## Teks pilihan

_ _ _ _ _

Konsep hidup orang Dayak yang melihat alam secara sintesis-holistis itu sangat berperan bagi pemahaman yang baik tentang alam. Kehidupan manusia tidak bisa terlepas dari alam.
Memang, manuisa diberi keistimewaan oleh Yang Tertinggi untuk dapat memanfaatkan dan mengolah alam. Tentunya pemanfaatan dan pengolahan alam itu harus dilakukan secara bertanggung jawab.Â
Dalam memanfaatkan dan mengolah alam masyarakat Dayak memiliki batasan-batasan. Batasan-batasan itu diatur dalam tata tertib hukum adat yang menjadi patokan dan pedoman bagi orang Dayak.
Sebelum 'manusia modern' sibuk mencari metode dan cara penanganan krisis lingkungan hidup akibat ulahnya sendiri, ternyata orang Dayak telah menghayatinya dalam religiositas mereka. Hal ini tampak jelas dalam religiositas kosmis masyarakat Dayak, terutama dimensi ekologis dan religiusnya.
Dimensi ekologis religiositas kosmis ini begitu mewarnai praksis hidup orang Dayak. Hal ini dapat dikatakan menjadi ciri khas orang Dayak sendiri. Persahabatan dengan alam dan alam yang dilihat sebagai tanda kehadiran dan keagungan Yang Tertinggi (Tuhan) itu mencetuskan kearifan dalam mengelaola alam dan sumber dayanya. Keyakinan ini menghancurkan dan membusukkan tudingan bahwa orang Dayak adalah perusak alam dan penyebab bencana alam.
Kesadaran orang Dayak akan keutuhan ciptaan dan kelestarian alam sangat tinggi. Orang Dayak tidak akan sembarangan memanfaatkan alam apalagi merusaknya. Mereka sadar bahwa mereka tidak memiliki emas atau perak atau barang berharga yang dapat diwariskan kepada anak cucunya.Â
Mereka hanya memiliki tanah sebagai warisan berharga bagi anak cucu mereka. Dengan mengolah tanah sewajarnya dan sepantasnya anak cucu mereka dapat memperoleh sumber hidup dari alam atau tanah yang mereka olah.

_ _ _ _ _

## Bahan yang disediakan
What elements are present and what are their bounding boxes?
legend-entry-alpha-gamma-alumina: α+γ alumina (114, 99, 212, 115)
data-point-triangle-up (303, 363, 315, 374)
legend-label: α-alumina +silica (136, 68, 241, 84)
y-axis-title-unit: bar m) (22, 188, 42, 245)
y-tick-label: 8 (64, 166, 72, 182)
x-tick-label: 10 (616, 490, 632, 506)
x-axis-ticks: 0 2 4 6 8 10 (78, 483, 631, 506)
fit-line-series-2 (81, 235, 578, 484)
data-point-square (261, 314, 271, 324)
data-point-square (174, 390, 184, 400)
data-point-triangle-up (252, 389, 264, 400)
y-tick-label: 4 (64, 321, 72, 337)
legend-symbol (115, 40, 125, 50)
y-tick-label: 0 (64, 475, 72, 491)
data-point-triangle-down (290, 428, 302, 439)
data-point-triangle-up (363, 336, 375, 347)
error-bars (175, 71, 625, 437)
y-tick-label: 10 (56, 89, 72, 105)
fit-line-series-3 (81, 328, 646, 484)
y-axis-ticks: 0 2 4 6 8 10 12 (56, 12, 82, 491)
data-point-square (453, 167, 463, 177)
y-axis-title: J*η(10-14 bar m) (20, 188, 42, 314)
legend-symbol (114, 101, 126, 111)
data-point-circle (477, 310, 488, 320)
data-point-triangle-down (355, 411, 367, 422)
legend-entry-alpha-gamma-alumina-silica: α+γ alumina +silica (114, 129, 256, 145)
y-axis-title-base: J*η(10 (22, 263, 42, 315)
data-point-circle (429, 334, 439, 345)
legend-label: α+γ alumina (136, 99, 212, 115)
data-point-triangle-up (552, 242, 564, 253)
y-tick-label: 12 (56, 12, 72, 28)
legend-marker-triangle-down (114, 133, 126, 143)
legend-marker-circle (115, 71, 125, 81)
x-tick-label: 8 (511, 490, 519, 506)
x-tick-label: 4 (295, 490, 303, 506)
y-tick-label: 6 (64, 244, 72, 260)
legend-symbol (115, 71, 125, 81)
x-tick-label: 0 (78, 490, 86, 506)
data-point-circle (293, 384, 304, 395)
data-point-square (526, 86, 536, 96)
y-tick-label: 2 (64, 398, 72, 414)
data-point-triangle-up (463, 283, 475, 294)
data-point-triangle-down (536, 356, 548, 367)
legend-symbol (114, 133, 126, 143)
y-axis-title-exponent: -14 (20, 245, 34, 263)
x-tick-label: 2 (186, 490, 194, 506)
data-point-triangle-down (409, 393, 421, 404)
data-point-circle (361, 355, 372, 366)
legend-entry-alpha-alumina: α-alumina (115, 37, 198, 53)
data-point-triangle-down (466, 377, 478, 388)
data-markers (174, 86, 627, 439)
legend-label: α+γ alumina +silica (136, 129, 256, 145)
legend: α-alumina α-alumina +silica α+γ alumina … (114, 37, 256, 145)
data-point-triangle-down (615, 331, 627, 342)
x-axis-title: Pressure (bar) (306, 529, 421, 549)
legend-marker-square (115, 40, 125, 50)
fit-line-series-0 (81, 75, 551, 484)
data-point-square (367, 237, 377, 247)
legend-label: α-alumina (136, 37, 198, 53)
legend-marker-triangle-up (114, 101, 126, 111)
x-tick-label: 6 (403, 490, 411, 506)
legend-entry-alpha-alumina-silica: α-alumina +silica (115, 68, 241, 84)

_ _ _ _ _

## Kerjakan berikut
(1) Teks tentang orang Dayak dan alam menyebut benda apa saja yang tidak dimiliki orang Dayak untuk diwariskan kepada anak cucunya? Sebutkan semuanya.
(2) Salin bagian teks tentang orang Dayak dan alam yang diawali dengan "Sebelum 'manusia modern'" dan berlanjut hingga "ekologis dan religiusnya.".

## Kumpulan jawaban
(1) emas, perak, barang berharga

(2)
Sebelum 'manusia modern' sibuk mencari metode dan cara penanganan krisis lingkungan hidup akibat ulahnya sendiri, ternyata orang Dayak telah menghayatinya dalam religiositas mereka. Hal ini tampak jelas dalam religiositas kosmis masyarakat Dayak, terutama dimensi ekologis dan religiusnya.